Document extract Block Start

Session: OR48-Insulin Resistance & Metabolic Syndrome: From Clinical Physiology to Clinical Care
Room 304 (Moscone Center)
Methods: Following a 12hr overnight fast, 13 PCOS and 12 healthy women had a 5hr infusion of saline and a 5hr infusion of 20% intralipid on consecutive days. In the last 2 hours of both infusions, insulin sensitivity was measured using a hyperinsulinaemic euglycaemic clamp. Platelet sensitivity to the agonist adenosine diphosphate (ADP) and antagonist prostacyclin (PGI2,) was measured by flow cytometry using whole blood taken during each infusion (2hrs) and at the end of each clamp (5hrs). Data were presented with mean± SD for age and body mass index (BMI) and median (IQR) for other parameters.
Results: Age and BMI of controls and PCOS women were (24.1± 5.8 vs. 28.0± 6.3, p=0.13) year and (25.5± 5.0 vs. 29.7± 6.0, p= 0.07) kg/m2 respectively. When compared with saline, intralipid infusion increased triglycerides with subsequent decrease in insulin sensitivity (5.25 (3.3, 6.48) vs. 2.60 (0.88, 3.88) mg/kg/min p=<0.001) in controls and (3.15 (2.94, 3.85) vs. 1.06 (0.72, 1.43) mg/kg/min p=<0.001) in PCOS. Platelet activation, measured by platelet fibrinogen binding and P selectin expression, at baseline was same in each group. Intralipid infusion for either 2h or 5h led to an increased propensity for platelet activation by ADP, but a hyporesponse to the platelet inhibitor PGI2 in both groups. We next examined platelet activation at the end of 5hr intralipid infusion both with and without insulin fusion. In controls insulin infusion reduced the platelet sensitivity e.g. percentage of platelets expressed fibrinogen binding to 1µM ADP ((78.7 (67.9, 82.3) vs. 62.8% (51.8, 73.3), p=0.02) and sensitivity to 0.01µM PGI2 increased (67.6 (39.5, 83.8) vs. 40.9% (23.8, 60.9), p=0.01) respectively, thereby abrogating the platelet hyperactivity caused by intralipid. In contrast, platelet response to ADP and PGI2 remained elevated (71.8 (58.7, 81.0) vs. 66.5% (56.3, 74.3), p=0.17) and diminished (34.9 (17.1, 50.9) vs. 31.8% (21.4, 45.4), p=0.38) respectively in PCOS.

Document extract Block End
Provided material Block Start

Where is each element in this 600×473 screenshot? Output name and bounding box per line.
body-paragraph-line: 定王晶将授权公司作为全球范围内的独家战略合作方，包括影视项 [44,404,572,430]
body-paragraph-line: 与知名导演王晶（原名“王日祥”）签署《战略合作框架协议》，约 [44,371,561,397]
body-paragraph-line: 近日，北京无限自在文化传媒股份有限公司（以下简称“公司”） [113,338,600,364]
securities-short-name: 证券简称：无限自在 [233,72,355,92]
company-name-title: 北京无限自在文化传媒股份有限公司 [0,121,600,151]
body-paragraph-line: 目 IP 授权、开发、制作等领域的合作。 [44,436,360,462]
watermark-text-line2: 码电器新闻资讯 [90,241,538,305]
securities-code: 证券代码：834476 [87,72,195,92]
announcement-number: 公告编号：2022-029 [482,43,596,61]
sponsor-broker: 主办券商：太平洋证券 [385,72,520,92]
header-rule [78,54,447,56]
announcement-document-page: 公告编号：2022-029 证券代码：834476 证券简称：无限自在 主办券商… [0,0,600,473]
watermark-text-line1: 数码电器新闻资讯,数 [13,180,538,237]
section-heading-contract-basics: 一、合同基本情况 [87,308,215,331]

Provided material Block End

### To do
Copy the entire conference abstract on platelet responses during intralipid and insulin infusion in PCOS, word for word.

### Solution
Session: OR48-Insulin Resistance & Metabolic Syndrome: From Clinical Physiology to Clinical Care
Room 304 (Moscone Center)
Methods: Following a 12hr overnight fast, 13 PCOS and 12 healthy women had a 5hr infusion of saline and a 5hr infusion of 20% intralipid on consecutive days. In the last 2 hours of both infusions, insulin sensitivity was measured using a hyperinsulinaemic euglycaemic clamp. Platelet sensitivity to the agonist adenosine diphosphate (ADP) and antagonist prostacyclin (PGI2,) was measured by flow cytometry using whole blood taken during each infusion (2hrs) and at the end of each clamp (5hrs). Data were presented with mean± SD for age and body mass index (BMI) and median (IQR) for other parameters.
Results: Age and BMI of controls and PCOS women were (24.1± 5.8 vs. 28.0± 6.3, p=0.13) year and (25.5± 5.0 vs. 29.7± 6.0, p= 0.07) kg/m2 respectively. When compared with saline, intralipid infusion increased triglycerides with subsequent decrease in insulin sensitivity (5.25 (3.3, 6.48) vs. 2.60 (0.88, 3.88) mg/kg/min p=<0.001) in controls and (3.15 (2.94, 3.85) vs. 1.06 (0.72, 1.43) mg/kg/min p=<0.001) in PCOS. Platelet activation, measured by platelet fibrinogen binding and P selectin expression, at baseline was same in each group. Intralipid infusion for either 2h or 5h led to an increased propensity for platelet activation by ADP, but a hyporesponse to the platelet inhibitor PGI2 in both groups. We next examined platelet activation at the end of 5hr intralipid infusion both with and without insulin fusion. In controls insulin infusion reduced the platelet sensitivity e.g. percentage of platelets expressed fibrinogen binding to 1µM ADP ((78.7 (67.9, 82.3) vs. 62.8% (51.8, 73.3), p=0.02) and sensitivity to 0.01µM PGI2 increased (67.6 (39.5, 83.8) vs. 40.9% (23.8, 60.9), p=0.01) respectively, thereby abrogating the platelet hyperactivity caused by intralipid. In contrast, platelet response to ADP and PGI2 remained elevated (71.8 (58.7, 81.0) vs. 66.5% (56.3, 74.3), p=0.17) and diminished (34.9 (17.1, 50.9) vs. 31.8% (21.4, 45.4), p=0.38) respectively in PCOS.